→ **Texto citado**
****************************************

En la reproducción del concepto de unidad nacional, los medios de comunicación social juegan un papel fundamental, por las potencialidades de su participación en la información, la comunicación, la cultura, la imagen de sociedad, etc.
No hay dudas que el futuro es el de un flujo cada vez más amplio y abierto de la información, pero de cara a la defensa de los valores que cimientan la unidad nacional, no se puede eludir la responsabilidad colectiva en el aseguramiento de una funcionalidad en la comunicación social, fomentando una calidad en la cultura de la sociedad que aproveche todo lo positivo sembrado por décadas de educación durante la Democracia orgánica y lo proyecten creativamente en las nuevas condiciones aquellas organizaciones defensoras de la integridad nacional que no tiene porqué ser homogeneidad cultural e ideológica. La ideología debe jugar el papel de instrumento para discriminar lo que es bueno, provechoso y útil para la sociedad y lo que la daña y retrasa. De ahí la enorme e insustituible importancia de fomentar la cultura nacional.

****************************************

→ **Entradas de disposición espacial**
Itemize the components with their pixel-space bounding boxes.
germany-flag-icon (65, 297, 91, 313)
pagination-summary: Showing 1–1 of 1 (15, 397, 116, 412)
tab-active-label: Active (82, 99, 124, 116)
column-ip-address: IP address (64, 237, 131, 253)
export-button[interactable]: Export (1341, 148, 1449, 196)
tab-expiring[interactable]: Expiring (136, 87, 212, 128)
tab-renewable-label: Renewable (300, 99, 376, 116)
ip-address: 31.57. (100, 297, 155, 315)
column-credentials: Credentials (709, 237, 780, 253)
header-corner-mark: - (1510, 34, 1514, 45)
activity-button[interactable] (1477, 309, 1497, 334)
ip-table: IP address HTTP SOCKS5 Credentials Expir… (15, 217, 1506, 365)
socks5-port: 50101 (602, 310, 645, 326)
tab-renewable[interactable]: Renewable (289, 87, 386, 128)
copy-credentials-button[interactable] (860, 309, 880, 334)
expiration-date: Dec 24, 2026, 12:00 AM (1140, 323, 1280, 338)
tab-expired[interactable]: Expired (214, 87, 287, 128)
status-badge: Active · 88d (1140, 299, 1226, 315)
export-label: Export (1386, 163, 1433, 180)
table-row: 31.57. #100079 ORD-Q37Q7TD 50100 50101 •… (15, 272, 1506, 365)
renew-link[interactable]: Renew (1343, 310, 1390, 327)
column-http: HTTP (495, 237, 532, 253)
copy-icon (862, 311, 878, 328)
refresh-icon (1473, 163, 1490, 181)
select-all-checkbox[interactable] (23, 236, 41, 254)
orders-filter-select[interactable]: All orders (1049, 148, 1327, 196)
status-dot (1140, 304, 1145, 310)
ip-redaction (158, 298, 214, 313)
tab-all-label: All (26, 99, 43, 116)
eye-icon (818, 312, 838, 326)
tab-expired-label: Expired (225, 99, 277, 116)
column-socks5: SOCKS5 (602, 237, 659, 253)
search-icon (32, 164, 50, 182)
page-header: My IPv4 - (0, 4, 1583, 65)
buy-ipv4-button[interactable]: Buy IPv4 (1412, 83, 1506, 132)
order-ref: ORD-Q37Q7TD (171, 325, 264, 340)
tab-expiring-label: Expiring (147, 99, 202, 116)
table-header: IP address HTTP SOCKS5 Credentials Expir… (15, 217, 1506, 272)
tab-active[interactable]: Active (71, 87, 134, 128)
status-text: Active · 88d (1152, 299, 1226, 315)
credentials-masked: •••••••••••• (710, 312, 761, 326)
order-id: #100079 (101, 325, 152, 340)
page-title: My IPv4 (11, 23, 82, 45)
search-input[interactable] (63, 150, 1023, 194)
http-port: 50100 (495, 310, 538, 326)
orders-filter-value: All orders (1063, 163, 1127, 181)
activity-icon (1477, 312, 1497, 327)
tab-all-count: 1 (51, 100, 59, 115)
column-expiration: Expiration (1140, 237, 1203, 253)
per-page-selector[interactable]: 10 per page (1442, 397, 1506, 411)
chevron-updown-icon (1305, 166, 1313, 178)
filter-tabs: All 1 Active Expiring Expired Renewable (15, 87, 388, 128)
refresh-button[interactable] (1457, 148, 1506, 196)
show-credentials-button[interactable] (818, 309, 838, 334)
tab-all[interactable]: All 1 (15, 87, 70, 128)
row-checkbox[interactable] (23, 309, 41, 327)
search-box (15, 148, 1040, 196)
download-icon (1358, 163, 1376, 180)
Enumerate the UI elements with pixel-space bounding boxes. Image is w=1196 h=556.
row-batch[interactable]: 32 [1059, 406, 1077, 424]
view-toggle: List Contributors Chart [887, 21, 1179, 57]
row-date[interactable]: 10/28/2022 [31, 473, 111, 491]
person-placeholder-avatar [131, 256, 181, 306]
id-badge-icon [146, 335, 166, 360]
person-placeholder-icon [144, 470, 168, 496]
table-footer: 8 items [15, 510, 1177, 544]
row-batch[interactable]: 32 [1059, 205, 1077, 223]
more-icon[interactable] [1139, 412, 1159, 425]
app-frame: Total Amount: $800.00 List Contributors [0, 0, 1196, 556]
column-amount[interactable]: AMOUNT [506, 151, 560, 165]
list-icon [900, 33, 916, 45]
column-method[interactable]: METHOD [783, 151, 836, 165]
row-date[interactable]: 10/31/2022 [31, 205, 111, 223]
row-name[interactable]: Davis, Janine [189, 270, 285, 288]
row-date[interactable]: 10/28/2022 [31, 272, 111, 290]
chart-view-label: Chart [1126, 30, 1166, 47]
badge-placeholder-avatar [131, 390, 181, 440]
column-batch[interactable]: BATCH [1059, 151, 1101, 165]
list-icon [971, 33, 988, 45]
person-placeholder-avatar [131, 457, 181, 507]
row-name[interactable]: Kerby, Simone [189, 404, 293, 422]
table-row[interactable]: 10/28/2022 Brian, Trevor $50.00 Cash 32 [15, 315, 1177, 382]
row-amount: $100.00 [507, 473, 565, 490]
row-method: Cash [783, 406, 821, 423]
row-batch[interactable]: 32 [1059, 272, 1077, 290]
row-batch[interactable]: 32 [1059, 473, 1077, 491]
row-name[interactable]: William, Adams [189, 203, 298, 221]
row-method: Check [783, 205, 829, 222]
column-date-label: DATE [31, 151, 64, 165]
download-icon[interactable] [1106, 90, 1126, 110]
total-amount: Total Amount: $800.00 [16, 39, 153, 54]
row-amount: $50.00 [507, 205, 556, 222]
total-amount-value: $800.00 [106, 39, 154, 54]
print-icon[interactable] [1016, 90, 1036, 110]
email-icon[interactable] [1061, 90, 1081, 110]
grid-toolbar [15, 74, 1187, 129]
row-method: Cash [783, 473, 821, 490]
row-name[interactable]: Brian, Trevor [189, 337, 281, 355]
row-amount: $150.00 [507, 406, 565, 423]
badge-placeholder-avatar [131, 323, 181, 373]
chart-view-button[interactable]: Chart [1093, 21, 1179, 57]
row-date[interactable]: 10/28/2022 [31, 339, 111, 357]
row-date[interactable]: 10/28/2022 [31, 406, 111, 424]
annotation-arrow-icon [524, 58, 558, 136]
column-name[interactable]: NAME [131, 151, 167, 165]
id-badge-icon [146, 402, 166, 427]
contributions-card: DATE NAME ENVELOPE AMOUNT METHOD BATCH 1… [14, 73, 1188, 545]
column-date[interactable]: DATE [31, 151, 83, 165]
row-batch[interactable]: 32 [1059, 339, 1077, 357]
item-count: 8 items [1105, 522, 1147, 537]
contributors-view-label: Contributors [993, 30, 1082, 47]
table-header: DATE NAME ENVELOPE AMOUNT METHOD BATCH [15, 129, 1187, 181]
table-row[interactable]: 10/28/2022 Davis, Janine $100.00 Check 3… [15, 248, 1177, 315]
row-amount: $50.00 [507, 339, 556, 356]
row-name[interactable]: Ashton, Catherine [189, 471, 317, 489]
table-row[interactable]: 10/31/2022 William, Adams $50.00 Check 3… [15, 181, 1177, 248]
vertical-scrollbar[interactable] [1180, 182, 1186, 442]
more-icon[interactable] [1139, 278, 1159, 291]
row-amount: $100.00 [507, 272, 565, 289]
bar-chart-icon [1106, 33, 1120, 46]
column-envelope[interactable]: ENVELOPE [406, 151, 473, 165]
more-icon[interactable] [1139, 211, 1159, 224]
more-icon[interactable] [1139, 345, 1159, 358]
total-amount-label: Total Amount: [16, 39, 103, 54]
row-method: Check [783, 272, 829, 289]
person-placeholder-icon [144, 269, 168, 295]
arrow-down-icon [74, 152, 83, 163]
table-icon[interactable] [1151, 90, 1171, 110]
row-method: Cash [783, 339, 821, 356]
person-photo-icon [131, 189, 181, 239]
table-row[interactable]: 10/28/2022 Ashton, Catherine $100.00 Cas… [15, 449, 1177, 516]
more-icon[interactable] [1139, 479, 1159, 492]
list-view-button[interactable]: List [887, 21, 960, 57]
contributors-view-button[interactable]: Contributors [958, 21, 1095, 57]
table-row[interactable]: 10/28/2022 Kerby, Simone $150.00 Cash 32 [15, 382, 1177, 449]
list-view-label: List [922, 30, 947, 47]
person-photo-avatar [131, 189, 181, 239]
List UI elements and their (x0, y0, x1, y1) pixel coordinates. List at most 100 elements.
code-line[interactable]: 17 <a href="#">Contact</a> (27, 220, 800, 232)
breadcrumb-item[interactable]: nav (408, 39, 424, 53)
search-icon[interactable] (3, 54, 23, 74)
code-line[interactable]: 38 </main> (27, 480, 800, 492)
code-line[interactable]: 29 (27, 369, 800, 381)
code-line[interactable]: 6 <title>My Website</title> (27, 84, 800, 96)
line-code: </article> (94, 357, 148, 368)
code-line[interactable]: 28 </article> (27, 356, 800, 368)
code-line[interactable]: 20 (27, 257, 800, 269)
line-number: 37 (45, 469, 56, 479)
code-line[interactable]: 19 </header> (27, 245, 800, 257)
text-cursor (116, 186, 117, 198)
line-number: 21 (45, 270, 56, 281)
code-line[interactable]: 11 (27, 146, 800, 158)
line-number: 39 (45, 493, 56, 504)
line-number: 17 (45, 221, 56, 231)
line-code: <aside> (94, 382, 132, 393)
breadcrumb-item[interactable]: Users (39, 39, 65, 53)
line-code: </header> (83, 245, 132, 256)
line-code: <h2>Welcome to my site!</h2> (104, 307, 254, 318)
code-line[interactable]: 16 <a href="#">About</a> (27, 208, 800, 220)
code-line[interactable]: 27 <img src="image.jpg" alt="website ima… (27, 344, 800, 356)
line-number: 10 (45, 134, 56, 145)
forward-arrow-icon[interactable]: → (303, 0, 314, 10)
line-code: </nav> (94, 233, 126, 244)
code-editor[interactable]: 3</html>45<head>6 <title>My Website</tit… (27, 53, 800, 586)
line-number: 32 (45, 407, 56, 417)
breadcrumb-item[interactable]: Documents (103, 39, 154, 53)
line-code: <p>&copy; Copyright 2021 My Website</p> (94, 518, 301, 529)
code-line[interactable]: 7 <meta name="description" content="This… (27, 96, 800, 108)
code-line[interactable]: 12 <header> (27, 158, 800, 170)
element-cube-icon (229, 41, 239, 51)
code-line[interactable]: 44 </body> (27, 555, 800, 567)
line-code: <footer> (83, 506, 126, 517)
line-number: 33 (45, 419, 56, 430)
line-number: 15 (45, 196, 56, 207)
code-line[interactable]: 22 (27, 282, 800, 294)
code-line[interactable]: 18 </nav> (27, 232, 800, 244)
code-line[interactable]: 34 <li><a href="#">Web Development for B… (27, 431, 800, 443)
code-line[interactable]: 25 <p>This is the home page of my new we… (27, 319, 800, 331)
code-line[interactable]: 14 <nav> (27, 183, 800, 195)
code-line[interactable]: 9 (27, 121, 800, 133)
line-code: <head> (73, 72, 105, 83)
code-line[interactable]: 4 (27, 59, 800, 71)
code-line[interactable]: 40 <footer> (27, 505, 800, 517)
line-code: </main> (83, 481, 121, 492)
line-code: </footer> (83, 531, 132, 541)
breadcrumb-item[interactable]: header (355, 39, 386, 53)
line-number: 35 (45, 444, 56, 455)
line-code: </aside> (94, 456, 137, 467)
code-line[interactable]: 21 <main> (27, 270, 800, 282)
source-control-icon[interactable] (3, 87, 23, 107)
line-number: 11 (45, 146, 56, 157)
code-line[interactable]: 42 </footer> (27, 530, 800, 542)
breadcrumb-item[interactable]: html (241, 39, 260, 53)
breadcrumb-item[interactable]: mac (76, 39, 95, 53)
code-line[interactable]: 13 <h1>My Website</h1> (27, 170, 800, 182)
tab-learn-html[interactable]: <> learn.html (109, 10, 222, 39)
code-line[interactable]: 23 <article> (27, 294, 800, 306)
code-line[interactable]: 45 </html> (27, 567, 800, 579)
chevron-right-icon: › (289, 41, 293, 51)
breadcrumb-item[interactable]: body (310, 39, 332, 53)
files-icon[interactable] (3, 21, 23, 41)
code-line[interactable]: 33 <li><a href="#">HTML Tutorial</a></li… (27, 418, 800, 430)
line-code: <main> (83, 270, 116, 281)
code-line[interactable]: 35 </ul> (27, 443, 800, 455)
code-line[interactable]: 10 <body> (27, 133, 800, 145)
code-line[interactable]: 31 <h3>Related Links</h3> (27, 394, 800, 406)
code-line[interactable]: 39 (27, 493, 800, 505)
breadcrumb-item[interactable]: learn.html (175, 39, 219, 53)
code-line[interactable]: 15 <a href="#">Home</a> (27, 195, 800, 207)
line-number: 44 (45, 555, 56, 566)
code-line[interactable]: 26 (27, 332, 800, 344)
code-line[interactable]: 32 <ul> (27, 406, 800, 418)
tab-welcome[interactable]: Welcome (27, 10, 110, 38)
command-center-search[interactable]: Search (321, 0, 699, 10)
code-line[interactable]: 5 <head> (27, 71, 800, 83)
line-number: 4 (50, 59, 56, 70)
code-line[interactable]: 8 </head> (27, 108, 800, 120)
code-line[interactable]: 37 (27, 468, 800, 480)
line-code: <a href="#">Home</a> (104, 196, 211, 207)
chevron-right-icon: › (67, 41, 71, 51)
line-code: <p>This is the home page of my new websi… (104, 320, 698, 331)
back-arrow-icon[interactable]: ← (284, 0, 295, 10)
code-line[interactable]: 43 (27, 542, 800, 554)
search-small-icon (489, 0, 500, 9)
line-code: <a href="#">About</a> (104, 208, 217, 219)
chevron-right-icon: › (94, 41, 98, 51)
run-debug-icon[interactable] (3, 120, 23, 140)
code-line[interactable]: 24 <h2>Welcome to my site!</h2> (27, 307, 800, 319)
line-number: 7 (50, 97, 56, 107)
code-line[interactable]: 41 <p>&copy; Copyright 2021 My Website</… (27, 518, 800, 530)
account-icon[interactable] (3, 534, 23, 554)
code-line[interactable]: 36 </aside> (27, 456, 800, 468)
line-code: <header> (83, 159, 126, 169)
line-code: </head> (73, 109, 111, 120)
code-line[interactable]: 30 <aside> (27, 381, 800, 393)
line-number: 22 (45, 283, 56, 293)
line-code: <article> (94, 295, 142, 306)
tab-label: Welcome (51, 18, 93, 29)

****************************************

→ **Tarea propuesta**
Responda a estas preguntas sobre el texto de la unidad nacional:
1. ¿Qué desempeña un papel fundamental en la reproducción del concepto de unidad nacional?
2. ¿Qué papel debe jugar la ideología?
3. ¿A qué se le atribuye una enorme e insustituible importancia?

→ **Respuesta**
1. Los medios de comunicación social.
2. El de instrumento para discriminar lo que es bueno, provechoso y útil para la sociedad y lo que la daña y retrasa.
3. A fomentar la cultura nacional.